(150)・・・毒舌相談室(5)『共感』・・・
「ここも、クジラばっかしで、ほうがいややこしい診察室じゃが、ず~とこうなんかな?」
「ほうよ、分からん奴には分からんじゃろ。こんな部屋でも喜ぶ子どもらが居るんぞな」
「うちの子も、片付けせんけん、部屋の中が無茶苦茶じゃわい。なんぼ怒っても、散らかしたままじゃ。どうにかなるまいか?」
「いやいや、片付けんのじゃなくて、どう片づけたらええんか分からんのよ。そういう特性ぞな。出来上がり図が描けんのじゃけん」
「ほうかのう。怠けとるだけじゃないんかな?ここみたいな部屋じゃけん、足の踏み場もないぞな。部屋中、トミカばっかしじゃけん」
「ほう、なかなかやるじゃないか」
「呑気な事言わんで下さいや。あれは、いつも自転車のカギを無くすわ、財布をどこかに置いて来るわ。注意力が足らんのよ」
「自慢じゃないが、わしに比べたら、まだしよいもんじゃ。なんでも怠けじゃの、病気じゃの言わんと、そういう特性を分かってあげんと…」

○ ○ ○ ○

読み物のうち、「(150)・・・毒舌相談室(5)『共感』・・・」を含む箇所から始めて「じゃ。どうにかなるまいか?」」の後で終わる部分を、「クジラ」を「イルカ」に置き換えて書き直してください。

### データ欄:
○ ○ ○ ○

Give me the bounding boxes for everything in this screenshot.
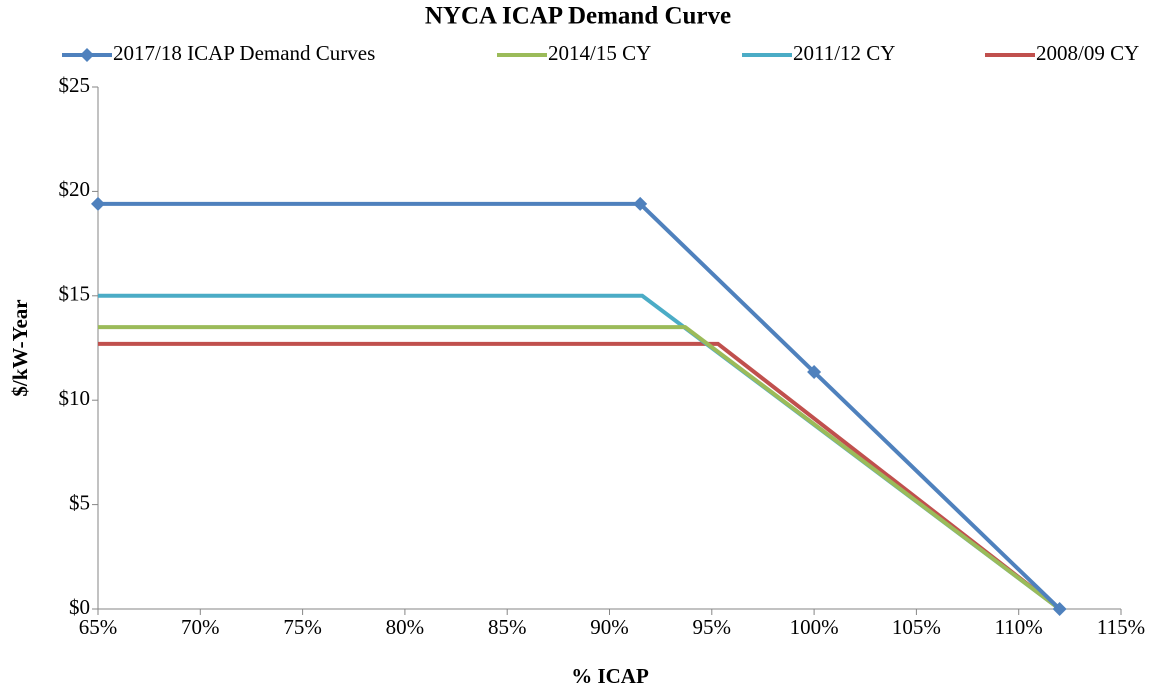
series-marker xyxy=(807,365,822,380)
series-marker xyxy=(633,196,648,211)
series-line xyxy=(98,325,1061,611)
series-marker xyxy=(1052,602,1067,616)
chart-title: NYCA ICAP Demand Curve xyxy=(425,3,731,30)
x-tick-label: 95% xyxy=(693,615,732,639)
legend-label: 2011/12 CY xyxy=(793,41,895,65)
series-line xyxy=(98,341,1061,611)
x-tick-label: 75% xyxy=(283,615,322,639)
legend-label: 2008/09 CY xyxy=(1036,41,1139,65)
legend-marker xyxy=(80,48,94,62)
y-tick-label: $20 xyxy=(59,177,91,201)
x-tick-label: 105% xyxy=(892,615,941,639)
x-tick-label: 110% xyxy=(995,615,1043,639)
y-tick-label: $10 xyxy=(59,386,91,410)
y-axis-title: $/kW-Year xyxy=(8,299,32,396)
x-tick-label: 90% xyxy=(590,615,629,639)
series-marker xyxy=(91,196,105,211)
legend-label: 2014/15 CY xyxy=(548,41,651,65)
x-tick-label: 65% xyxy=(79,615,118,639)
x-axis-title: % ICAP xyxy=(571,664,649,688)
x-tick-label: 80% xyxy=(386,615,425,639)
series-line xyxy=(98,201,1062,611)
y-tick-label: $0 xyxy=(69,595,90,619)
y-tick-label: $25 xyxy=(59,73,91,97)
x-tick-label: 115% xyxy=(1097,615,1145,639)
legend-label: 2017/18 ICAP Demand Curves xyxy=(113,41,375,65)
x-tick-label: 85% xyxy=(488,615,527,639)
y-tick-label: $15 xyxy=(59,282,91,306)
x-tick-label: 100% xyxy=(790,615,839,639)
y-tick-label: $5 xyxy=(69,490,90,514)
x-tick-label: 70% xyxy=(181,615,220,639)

○ ○ ○ ○

### 回答:
(150)・・・毒舌相談室(5)『共感』・・・
「ここも、イルカばっかしで、ほうがいややこしい診察室じゃが、ず~とこうなんかな?」
「ほうよ、分からん奴には分からんじゃろ。こんな部屋でも喜ぶ子どもらが居るんぞな」
「うちの子も、片付けせんけん、部屋の中が無茶苦茶じゃわい。なんぼ怒っても、散らかしたままじゃ。どうにかなるまいか?」